● O que se pede
Segundo o texto fornecido, que expressão a proposta aprovada na CCJ quer incluir no artigo 5º da Constituição?

● Texto fornecido
——————
Volta a tramitar dispositivo que proíbe qualquer tipo de aborto, favorece estupradores e dificulta reprodução assistida. Além de misógina, proposta é tentativa de reaglutinar bolsonarismo. Feministas preparam-se para ir às ruas
Em busca de reorganizar-se em torno de uma pauta que aglutine seus seguidores, a ultradireita conseguiu uma vitória perigosa. Na tarde de quarta, 27/11, foi aprovada na Comissão de Constituição e Justiça (CCJ) da Câmara dos Deputados uma reedição do PL do Estuprador: o projeto de emenda constitucional 164/2012, que busca proibir todo tipo de aborto no Brasil. Desta vez, a tentativa é feita por meio de um dispositivo insidioso: inclui-se no artigo 5º da Constituição a expressão “desde a concepção”, no trecho que trata dos direitos e garantias fundamentais e prevê a “inviolabilidade do direito à vida”.
——————
● Informações extraídas
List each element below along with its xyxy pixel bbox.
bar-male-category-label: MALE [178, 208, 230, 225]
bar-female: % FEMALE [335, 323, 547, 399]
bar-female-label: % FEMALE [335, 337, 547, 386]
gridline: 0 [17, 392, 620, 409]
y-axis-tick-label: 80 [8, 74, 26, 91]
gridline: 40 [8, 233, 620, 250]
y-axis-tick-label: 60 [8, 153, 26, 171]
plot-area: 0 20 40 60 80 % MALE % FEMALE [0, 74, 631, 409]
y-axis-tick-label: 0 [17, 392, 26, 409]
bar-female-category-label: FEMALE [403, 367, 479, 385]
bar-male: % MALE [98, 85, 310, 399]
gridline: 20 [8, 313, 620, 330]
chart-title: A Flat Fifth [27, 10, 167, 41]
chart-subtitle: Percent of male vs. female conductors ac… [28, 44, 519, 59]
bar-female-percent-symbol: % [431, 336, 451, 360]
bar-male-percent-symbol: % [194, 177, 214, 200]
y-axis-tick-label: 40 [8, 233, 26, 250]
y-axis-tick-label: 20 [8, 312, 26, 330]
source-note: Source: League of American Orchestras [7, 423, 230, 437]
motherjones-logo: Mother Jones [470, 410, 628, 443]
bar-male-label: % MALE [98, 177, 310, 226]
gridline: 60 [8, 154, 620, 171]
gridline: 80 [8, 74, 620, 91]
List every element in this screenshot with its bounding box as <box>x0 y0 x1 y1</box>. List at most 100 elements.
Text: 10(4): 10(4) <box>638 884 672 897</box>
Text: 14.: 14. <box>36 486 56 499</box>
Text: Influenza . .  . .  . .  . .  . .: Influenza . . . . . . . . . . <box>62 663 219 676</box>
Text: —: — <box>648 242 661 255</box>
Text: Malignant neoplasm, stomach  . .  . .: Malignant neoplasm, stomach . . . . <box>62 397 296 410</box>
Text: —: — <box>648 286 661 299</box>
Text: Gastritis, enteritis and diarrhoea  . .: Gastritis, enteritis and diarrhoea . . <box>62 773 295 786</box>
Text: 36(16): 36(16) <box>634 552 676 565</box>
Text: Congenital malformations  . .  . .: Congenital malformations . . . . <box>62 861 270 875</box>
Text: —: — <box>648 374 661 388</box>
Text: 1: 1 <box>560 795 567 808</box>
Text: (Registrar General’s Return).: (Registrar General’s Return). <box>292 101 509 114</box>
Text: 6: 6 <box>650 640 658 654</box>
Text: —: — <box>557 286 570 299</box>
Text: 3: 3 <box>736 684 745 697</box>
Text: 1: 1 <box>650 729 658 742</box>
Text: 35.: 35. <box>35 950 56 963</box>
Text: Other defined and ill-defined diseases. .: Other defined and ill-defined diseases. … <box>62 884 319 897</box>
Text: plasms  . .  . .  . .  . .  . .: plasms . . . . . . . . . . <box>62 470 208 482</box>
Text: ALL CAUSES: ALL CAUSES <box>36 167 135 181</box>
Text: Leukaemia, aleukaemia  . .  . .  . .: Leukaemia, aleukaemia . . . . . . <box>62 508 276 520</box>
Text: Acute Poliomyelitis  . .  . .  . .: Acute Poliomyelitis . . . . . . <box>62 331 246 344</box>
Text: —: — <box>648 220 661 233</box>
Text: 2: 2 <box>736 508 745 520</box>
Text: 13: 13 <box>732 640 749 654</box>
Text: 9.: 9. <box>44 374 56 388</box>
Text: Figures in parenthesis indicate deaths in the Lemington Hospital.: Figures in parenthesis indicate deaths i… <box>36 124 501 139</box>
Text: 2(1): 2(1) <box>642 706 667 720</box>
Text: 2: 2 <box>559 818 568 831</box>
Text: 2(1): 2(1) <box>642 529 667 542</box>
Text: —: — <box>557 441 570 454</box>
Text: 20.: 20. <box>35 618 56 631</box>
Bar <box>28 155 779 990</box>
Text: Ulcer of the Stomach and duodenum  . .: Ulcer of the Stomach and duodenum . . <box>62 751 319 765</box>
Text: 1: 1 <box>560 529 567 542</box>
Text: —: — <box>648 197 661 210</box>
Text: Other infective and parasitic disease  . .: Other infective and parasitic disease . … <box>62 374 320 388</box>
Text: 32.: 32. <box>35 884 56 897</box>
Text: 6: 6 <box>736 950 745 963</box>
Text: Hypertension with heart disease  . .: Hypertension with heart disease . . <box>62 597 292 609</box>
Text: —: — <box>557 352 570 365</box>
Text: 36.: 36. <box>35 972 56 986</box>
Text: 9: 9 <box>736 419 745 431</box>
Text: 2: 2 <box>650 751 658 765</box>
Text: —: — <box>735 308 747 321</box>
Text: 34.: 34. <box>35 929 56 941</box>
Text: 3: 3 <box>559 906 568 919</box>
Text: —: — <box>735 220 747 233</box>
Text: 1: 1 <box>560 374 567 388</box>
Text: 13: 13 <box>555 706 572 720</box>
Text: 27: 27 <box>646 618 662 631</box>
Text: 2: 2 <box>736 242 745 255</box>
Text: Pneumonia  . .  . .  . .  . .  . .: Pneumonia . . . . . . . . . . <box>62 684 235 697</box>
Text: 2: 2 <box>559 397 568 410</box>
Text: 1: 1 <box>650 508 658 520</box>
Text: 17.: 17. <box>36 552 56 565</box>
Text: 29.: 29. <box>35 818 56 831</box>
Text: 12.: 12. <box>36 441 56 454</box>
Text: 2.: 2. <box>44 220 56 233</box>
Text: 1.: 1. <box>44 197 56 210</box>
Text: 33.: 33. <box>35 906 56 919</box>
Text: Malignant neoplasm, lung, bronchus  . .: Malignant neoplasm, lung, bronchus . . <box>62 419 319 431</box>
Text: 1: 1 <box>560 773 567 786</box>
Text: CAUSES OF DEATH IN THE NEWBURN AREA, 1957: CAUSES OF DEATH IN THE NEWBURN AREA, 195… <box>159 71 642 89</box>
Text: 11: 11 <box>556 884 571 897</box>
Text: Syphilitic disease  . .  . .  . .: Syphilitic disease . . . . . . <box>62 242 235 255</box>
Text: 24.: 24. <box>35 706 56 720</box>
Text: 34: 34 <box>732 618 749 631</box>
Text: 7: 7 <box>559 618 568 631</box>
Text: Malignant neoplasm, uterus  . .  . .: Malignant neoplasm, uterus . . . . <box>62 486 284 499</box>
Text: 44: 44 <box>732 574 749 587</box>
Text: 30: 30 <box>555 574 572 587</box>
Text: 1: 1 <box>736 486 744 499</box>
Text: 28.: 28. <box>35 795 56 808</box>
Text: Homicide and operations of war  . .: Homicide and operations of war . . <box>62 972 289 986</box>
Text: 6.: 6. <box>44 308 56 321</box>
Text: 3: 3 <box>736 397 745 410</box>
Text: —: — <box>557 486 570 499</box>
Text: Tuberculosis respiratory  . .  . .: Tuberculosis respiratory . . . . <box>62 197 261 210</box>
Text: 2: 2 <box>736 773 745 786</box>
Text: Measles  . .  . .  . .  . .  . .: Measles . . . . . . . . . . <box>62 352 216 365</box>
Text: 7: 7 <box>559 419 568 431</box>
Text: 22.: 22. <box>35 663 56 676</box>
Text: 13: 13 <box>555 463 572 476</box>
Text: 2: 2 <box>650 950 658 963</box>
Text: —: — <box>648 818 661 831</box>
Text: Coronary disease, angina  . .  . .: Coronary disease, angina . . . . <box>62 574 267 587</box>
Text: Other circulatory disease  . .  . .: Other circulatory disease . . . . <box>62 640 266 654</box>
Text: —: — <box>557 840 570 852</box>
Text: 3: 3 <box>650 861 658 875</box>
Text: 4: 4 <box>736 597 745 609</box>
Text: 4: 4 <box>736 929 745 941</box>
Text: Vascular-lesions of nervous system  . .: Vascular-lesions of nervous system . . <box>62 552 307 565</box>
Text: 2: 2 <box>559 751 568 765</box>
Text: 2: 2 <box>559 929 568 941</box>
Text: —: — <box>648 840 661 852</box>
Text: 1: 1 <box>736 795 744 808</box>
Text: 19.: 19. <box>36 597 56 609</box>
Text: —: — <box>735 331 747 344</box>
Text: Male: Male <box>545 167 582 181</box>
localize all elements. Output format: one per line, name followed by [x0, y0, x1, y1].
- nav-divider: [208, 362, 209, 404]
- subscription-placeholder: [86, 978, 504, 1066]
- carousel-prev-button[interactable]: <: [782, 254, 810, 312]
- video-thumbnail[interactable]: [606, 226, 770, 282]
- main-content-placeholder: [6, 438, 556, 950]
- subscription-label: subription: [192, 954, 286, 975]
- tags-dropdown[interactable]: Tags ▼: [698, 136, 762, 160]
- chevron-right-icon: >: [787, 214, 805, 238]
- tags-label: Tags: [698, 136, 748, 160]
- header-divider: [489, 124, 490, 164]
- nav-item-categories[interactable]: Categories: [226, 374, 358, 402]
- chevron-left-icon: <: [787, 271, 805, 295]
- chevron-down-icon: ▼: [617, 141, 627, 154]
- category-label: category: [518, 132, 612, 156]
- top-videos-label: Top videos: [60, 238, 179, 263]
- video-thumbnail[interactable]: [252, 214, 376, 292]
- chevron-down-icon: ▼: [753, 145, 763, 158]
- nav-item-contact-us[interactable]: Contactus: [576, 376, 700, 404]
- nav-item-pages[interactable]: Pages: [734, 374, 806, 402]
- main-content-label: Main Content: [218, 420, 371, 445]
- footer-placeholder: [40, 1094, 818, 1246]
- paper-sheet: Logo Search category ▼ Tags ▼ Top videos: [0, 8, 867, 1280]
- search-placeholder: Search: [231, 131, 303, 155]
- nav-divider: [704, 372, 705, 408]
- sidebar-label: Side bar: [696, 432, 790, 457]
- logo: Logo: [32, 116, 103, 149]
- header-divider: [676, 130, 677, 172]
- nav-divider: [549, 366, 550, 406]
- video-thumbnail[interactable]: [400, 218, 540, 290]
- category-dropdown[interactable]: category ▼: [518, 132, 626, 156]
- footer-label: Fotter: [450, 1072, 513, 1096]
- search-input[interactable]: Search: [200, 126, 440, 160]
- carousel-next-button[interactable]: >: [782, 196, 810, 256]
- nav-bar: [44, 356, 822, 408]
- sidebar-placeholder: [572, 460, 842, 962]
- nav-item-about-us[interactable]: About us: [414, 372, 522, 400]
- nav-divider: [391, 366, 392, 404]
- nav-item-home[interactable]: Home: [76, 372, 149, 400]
——————
● Resposta
A expressão “desde a concepção”.